┌──
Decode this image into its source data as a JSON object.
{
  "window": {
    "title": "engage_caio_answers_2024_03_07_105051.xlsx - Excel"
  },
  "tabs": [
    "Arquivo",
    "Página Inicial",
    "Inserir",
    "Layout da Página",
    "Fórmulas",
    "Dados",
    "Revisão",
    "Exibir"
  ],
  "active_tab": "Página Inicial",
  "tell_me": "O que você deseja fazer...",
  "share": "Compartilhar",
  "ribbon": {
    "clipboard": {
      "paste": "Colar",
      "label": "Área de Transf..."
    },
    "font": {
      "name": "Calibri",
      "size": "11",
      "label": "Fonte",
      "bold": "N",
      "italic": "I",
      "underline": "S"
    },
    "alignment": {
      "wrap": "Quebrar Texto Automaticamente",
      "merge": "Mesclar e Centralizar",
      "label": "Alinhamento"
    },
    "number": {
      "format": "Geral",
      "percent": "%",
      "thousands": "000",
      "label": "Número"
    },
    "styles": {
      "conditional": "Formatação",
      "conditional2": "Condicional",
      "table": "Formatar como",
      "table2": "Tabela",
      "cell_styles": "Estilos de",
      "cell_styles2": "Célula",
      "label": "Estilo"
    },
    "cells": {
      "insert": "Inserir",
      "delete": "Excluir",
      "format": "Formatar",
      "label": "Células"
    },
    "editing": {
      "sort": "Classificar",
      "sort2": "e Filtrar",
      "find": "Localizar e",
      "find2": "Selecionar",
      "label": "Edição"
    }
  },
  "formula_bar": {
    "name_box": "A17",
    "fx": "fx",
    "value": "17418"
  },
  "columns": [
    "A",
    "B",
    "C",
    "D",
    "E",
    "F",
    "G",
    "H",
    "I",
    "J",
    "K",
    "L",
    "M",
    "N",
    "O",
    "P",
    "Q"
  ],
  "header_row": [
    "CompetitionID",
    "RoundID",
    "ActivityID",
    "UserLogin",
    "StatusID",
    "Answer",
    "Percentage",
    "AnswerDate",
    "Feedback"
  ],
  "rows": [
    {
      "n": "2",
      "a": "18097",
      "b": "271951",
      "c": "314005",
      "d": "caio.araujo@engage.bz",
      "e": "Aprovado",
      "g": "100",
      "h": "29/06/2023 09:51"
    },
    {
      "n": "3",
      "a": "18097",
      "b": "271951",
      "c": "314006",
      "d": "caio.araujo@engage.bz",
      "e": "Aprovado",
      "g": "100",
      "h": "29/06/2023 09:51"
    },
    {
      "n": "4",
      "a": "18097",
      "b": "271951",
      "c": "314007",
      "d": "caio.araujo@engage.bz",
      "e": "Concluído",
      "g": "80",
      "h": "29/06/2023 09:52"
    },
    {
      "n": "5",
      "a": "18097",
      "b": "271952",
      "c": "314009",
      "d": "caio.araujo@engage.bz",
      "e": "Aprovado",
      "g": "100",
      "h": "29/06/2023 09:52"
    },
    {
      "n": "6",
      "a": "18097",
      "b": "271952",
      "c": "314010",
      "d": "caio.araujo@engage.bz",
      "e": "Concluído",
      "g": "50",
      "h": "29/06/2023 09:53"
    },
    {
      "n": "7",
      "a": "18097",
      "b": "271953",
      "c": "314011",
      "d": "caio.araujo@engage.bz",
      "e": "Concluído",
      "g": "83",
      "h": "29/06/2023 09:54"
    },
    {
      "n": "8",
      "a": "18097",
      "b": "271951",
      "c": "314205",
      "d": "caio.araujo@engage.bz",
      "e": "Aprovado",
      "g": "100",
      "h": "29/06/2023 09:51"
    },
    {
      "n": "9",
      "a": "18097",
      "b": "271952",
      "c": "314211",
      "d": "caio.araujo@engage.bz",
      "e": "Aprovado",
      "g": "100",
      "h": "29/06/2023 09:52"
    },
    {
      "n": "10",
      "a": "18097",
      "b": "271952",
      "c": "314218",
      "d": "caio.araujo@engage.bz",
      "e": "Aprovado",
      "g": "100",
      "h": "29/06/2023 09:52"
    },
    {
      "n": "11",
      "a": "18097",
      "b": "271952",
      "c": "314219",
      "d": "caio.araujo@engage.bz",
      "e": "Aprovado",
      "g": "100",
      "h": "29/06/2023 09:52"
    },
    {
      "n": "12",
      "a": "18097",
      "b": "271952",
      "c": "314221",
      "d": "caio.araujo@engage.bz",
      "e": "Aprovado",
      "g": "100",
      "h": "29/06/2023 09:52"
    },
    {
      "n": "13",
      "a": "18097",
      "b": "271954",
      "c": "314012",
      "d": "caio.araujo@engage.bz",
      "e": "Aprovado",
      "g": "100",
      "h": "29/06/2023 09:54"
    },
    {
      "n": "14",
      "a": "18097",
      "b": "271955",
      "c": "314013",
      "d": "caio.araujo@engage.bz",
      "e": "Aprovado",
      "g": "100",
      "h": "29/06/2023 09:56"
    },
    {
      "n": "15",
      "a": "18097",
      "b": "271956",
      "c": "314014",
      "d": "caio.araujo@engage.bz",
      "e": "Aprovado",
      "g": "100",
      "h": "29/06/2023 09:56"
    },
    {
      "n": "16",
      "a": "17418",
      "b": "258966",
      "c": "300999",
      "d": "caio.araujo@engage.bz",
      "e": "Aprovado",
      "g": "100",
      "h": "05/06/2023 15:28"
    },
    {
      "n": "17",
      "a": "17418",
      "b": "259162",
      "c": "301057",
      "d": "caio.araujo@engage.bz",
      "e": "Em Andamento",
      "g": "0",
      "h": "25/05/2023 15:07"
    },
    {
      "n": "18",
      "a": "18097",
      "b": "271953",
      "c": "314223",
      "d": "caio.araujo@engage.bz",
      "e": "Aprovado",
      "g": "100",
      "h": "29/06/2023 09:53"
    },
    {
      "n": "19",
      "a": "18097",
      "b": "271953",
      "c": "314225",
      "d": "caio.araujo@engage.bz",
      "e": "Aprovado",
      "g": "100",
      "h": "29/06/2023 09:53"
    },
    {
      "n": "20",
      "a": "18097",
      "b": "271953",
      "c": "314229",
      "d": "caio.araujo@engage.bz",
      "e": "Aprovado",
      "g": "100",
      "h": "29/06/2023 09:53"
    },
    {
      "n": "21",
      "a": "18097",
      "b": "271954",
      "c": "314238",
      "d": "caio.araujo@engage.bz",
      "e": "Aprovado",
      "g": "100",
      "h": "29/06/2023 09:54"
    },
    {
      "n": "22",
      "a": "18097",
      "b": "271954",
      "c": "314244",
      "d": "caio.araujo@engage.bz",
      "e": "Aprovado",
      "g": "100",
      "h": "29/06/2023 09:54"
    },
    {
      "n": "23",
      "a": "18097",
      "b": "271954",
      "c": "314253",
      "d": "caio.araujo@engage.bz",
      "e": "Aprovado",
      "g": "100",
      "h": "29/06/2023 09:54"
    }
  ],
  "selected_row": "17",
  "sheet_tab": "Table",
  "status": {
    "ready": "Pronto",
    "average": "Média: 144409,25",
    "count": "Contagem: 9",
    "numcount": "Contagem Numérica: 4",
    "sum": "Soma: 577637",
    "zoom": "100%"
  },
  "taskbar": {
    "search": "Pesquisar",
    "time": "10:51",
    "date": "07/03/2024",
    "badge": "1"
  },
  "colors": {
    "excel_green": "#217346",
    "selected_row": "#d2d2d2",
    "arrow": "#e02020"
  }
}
└──
Stated goal
Transcribe the whole listing with nothing added or left out.

Task output
Decode this image into its source data as a JSON object.
{
  "window": {
    "title": "engage_caio_answers_2024_03_07_105051.xlsx - Excel"
  },
  "tabs": [
    "Arquivo",
    "Página Inicial",
    "Inserir",
    "Layout da Página",
    "Fórmulas",
    "Dados",
    "Revisão",
    "Exibir"
  ],
  "active_tab": "Página Inicial",
  "tell_me": "O que você deseja fazer...",
  "share": "Compartilhar",
  "ribbon": {
    "clipboard": {
      "paste": "Colar",
      "label": "Área de Transf..."
    },
    "font": {
      "name": "Calibri",
      "size": "11",
      "label": "Fonte",
      "bold": "N",
      "italic": "I",
      "underline": "S"
    },
    "alignment": {
      "wrap": "Quebrar Texto Automaticamente",
      "merge": "Mesclar e Centralizar",
      "label": "Alinhamento"
    },
    "number": {
      "format": "Geral",
      "percent": "%",
      "thousands": "000",
      "label": "Número"
    },
    "styles": {
      "conditional": "Formatação",
      "conditional2": "Condicional",
      "table": "Formatar como",
      "table2": "Tabela",
      "cell_styles": "Estilos de",
      "cell_styles2": "Célula",
      "label": "Estilo"
    },
    "cells": {
      "insert": "Inserir",
      "delete": "Excluir",
      "format": "Formatar",
      "label": "Células"
    },
    "editing": {
      "sort": "Classificar",
      "sort2": "e Filtrar",
      "find": "Localizar e",
      "find2": "Selecionar",
      "label": "Edição"
    }
  },
  "formula_bar": {
    "name_box": "A17",
    "fx": "fx",
    "value": "17418"
  },
  "columns": [
    "A",
    "B",
    "C",
    "D",
    "E",
    "F",
    "G",
    "H",
    "I",
    "J",
    "K",
    "L",
    "M",
    "N",
    "O",
    "P",
    "Q"
  ],
  "header_row": [
    "CompetitionID",
    "RoundID",
    "ActivityID",
    "UserLogin",
    "StatusID",
    "Answer",
    "Percentage",
    "AnswerDate",
    "Feedback"
  ],
  "rows": [
    {
      "n": "2",
      "a": "18097",
      "b": "271951",
      "c": "314005",
      "d": "caio.araujo@engage.bz",
      "e": "Aprovado",
      "g": "100",
      "h": "29/06/2023 09:51"
    },
    {
      "n": "3",
      "a": "18097",
      "b": "271951",
      "c": "314006",
      "d": "caio.araujo@engage.bz",
      "e": "Aprovado",
      "g": "100",
      "h": "29/06/2023 09:51"
    },
    {
      "n": "4",
      "a": "18097",
      "b": "271951",
      "c": "314007",
      "d": "caio.araujo@engage.bz",
      "e": "Concluído",
      "g": "80",
      "h": "29/06/2023 09:52"
    },
    {
      "n": "5",
      "a": "18097",
      "b": "271952",
      "c": "314009",
      "d": "caio.araujo@engage.bz",
      "e": "Aprovado",
      "g": "100",
      "h": "29/06/2023 09:52"
    },
    {
      "n": "6",
      "a": "18097",
      "b": "271952",
      "c": "314010",
      "d": "caio.araujo@engage.bz",
      "e": "Concluído",
      "g": "50",
      "h": "29/06/2023 09:53"
    },
    {
      "n": "7",
      "a": "18097",
      "b": "271953",
      "c": "314011",
      "d": "caio.araujo@engage.bz",
      "e": "Concluído",
      "g": "83",
      "h": "29/06/2023 09:54"
    },
    {
      "n": "8",
      "a": "18097",
      "b": "271951",
      "c": "314205",
      "d": "caio.araujo@engage.bz",
      "e": "Aprovado",
      "g": "100",
      "h": "29/06/2023 09:51"
    },
    {
      "n": "9",
      "a": "18097",
      "b": "271952",
      "c": "314211",
      "d": "caio.araujo@engage.bz",
      "e": "Aprovado",
      "g": "100",
      "h": "29/06/2023 09:52"
    },
    {
      "n": "10",
      "a": "18097",
      "b": "271952",
      "c": "314218",
      "d": "caio.araujo@engage.bz",
      "e": "Aprovado",
      "g": "100",
      "h": "29/06/2023 09:52"
    },
    {
      "n": "11",
      "a": "18097",
      "b": "271952",
      "c": "314219",
      "d": "caio.araujo@engage.bz",
      "e": "Aprovado",
      "g": "100",
      "h": "29/06/2023 09:52"
    },
    {
      "n": "12",
      "a": "18097",
      "b": "271952",
      "c": "314221",
      "d": "caio.araujo@engage.bz",
      "e": "Aprovado",
      "g": "100",
      "h": "29/06/2023 09:52"
    },
    {
      "n": "13",
      "a": "18097",
      "b": "271954",
      "c": "314012",
      "d": "caio.araujo@engage.bz",
      "e": "Aprovado",
      "g": "100",
      "h": "29/06/2023 09:54"
    },
    {
      "n": "14",
      "a": "18097",
      "b": "271955",
      "c": "314013",
      "d": "caio.araujo@engage.bz",
      "e": "Aprovado",
      "g": "100",
      "h": "29/06/2023 09:56"
    },
    {
      "n": "15",
      "a": "18097",
      "b": "271956",
      "c": "314014",
      "d": "caio.araujo@engage.bz",
      "e": "Aprovado",
      "g": "100",
      "h": "29/06/2023 09:56"
    },
    {
      "n": "16",
      "a": "17418",
      "b": "258966",
      "c": "300999",
      "d": "caio.araujo@engage.bz",
      "e": "Aprovado",
      "g": "100",
      "h": "05/06/2023 15:28"
    },
    {
      "n": "17",
      "a": "17418",
      "b": "259162",
      "c": "301057",
      "d": "caio.araujo@engage.bz",
      "e": "Em Andamento",
      "g": "0",
      "h": "25/05/2023 15:07"
    },
    {
      "n": "18",
      "a": "18097",
      "b": "271953",
      "c": "314223",
      "d": "caio.araujo@engage.bz",
      "e": "Aprovado",
      "g": "100",
      "h": "29/06/2023 09:53"
    },
    {
      "n": "19",
      "a": "18097",
      "b": "271953",
      "c": "314225",
      "d": "caio.araujo@engage.bz",
      "e": "Aprovado",
      "g": "100",
      "h": "29/06/2023 09:53"
    },
    {
      "n": "20",
      "a": "18097",
      "b": "271953",
      "c": "314229",
      "d": "caio.araujo@engage.bz",
      "e": "Aprovado",
      "g": "100",
      "h": "29/06/2023 09:53"
    },
    {
      "n": "21",
      "a": "18097",
      "b": "271954",
      "c": "314238",
      "d": "caio.araujo@engage.bz",
      "e": "Aprovado",
      "g": "100",
      "h": "29/06/2023 09:54"
    },
    {
      "n": "22",
      "a": "18097",
      "b": "271954",
      "c": "314244",
      "d": "caio.araujo@engage.bz",
      "e": "Aprovado",
      "g": "100",
      "h": "29/06/2023 09:54"
    },
    {
      "n": "23",
      "a": "18097",
      "b": "271954",
      "c": "314253",
      "d": "caio.araujo@engage.bz",
      "e": "Aprovado",
      "g": "100",
      "h": "29/06/2023 09:54"
    }
  ],
  "selected_row": "17",
  "sheet_tab": "Table",
  "status": {
    "ready": "Pronto",
    "average": "Média: 144409,25",
    "count": "Contagem: 9",
    "numcount": "Contagem Numérica: 4",
    "sum": "Soma: 577637",
    "zoom": "100%"
  },
  "taskbar": {
    "search": "Pesquisar",
    "time": "10:51",
    "date": "07/03/2024",
    "badge": "1"
  },
  "colors": {
    "excel_green": "#217346",
    "selected_row": "#d2d2d2",
    "arrow": "#e02020"
  }
}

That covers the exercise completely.